• **Short task**
Restate the full listing word for word and leave the pictures out.

• **Items**
((

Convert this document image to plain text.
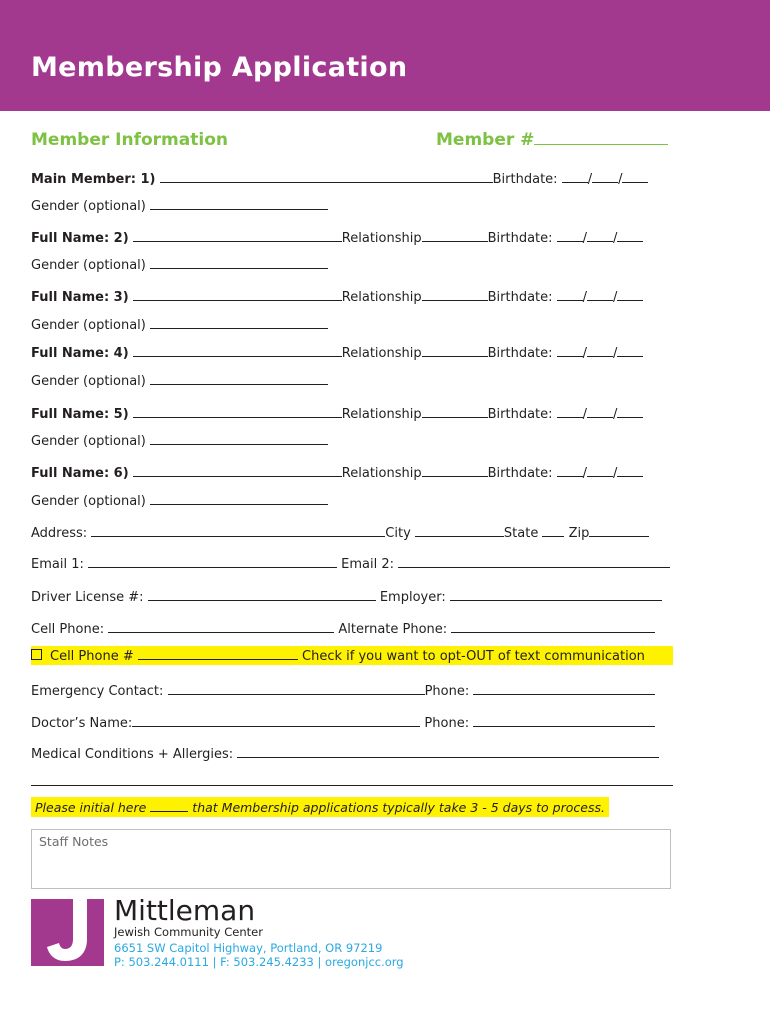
Membership Application
Member Information	Member #
Main Member: 1)	Birthdate: / /
Gender (optional)
Full Name: 2)	Relationship	Birthdate: / /
Gender (optional)
Full Name: 3)	Relationship	Birthdate: / /
Gender (optional)
Full Name: 4)	Relationship	Birthdate: / /
Gender (optional)
Full Name: 5)	Relationship	Birthdate: / /
Gender (optional)
Full Name: 6)	Relationship	Birthdate: / /
Gender (optional)
Address:	City	State Zip
Email 1:	Email 2:
Driver License #:	Employer:
Cell Phone:	Alternate Phone:
Cell Phone #	Check if you want to opt-OUT of text communication
Emergency Contact:	Phone:
Doctor’s Name:	Phone:
Medical Conditions + Allergies:
Please initial here	that Membership applications typically take 3 - 5 days to process.
Staff Notes
Mittleman
Jewish Community Center
6651 SW Capitol Highway, Portland, OR 97219
P: 503.244.0111 | F: 503.245.4233 | oregonjcc.org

))

• **Solution to this task**
Convert this document image to plain text.
Membership Application
Member Information	Member #
Main Member: 1)	Birthdate: / /
Gender (optional)
Full Name: 2)	Relationship	Birthdate: / /
Gender (optional)
Full Name: 3)	Relationship	Birthdate: / /
Gender (optional)
Full Name: 4)	Relationship	Birthdate: / /
Gender (optional)
Full Name: 5)	Relationship	Birthdate: / /
Gender (optional)
Full Name: 6)	Relationship	Birthdate: / /
Gender (optional)
Address:	City	State Zip
Email 1:	Email 2:
Driver License #:	Employer:
Cell Phone:	Alternate Phone:
Cell Phone #	Check if you want to opt-OUT of text communication
Emergency Contact:	Phone:
Doctor’s Name:	Phone:
Medical Conditions + Allergies:
Please initial here	that Membership applications typically take 3 - 5 days to process.
Staff Notes
Mittleman
Jewish Community Center
6651 SW Capitol Highway, Portland, OR 97219
P: 503.244.0111 | F: 503.245.4233 | oregonjcc.org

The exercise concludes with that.